# [What is needed]
Filter the listing and keep only the lines with the word "name".

— Start Provided entries —

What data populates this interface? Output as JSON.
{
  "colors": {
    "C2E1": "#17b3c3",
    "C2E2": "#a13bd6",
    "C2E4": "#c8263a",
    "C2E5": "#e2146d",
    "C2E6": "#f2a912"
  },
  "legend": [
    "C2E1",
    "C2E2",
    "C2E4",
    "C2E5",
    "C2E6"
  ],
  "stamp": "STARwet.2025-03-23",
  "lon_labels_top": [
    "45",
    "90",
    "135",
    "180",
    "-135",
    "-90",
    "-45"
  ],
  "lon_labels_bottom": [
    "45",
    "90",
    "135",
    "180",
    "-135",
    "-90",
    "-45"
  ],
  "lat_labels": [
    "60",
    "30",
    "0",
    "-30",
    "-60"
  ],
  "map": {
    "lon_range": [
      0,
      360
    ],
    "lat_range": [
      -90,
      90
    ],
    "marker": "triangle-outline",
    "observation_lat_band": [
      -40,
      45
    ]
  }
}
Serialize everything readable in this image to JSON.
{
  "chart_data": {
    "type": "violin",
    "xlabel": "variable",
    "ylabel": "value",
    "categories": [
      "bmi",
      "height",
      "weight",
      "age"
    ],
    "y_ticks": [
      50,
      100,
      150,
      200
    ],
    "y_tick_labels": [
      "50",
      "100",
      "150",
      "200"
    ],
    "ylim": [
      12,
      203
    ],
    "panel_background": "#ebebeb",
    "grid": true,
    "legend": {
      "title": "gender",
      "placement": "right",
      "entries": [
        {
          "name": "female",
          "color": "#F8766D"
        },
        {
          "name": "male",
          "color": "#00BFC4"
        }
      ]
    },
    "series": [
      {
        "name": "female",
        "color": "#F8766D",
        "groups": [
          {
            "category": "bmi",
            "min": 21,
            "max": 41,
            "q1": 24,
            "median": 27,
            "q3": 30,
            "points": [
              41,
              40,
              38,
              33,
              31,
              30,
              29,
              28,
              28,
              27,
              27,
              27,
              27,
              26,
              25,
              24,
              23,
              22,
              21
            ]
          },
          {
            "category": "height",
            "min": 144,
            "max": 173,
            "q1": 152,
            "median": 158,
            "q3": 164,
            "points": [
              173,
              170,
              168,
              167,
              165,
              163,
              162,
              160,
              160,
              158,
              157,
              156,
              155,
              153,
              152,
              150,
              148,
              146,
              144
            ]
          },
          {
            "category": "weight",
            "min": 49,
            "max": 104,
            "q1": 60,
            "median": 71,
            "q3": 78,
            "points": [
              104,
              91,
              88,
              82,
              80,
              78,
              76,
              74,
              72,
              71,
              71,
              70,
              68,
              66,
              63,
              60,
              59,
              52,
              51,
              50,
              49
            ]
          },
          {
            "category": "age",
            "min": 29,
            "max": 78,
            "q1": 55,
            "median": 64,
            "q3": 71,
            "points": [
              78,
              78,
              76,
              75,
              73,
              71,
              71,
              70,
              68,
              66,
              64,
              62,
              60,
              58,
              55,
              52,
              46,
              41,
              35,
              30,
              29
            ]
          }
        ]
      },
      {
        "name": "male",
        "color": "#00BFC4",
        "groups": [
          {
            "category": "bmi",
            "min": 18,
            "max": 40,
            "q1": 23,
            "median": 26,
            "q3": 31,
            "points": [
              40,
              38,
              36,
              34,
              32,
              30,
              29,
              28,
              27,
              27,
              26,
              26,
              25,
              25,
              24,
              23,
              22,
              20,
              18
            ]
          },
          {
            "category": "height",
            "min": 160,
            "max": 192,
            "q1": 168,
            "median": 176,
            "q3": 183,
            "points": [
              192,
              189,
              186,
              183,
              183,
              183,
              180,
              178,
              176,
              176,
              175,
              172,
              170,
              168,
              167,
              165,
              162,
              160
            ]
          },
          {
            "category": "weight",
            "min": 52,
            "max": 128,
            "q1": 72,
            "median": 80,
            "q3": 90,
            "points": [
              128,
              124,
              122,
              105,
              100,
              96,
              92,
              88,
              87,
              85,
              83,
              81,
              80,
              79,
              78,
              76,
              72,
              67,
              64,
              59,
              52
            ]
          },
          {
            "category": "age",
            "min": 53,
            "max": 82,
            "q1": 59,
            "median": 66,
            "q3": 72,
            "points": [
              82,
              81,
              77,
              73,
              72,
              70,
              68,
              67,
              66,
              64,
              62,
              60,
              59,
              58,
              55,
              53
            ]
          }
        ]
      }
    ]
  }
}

— End Provided entries —

# [Exercise solution]
          "name": "female",
          "name": "male",
        "name": "female",
        "name": "male",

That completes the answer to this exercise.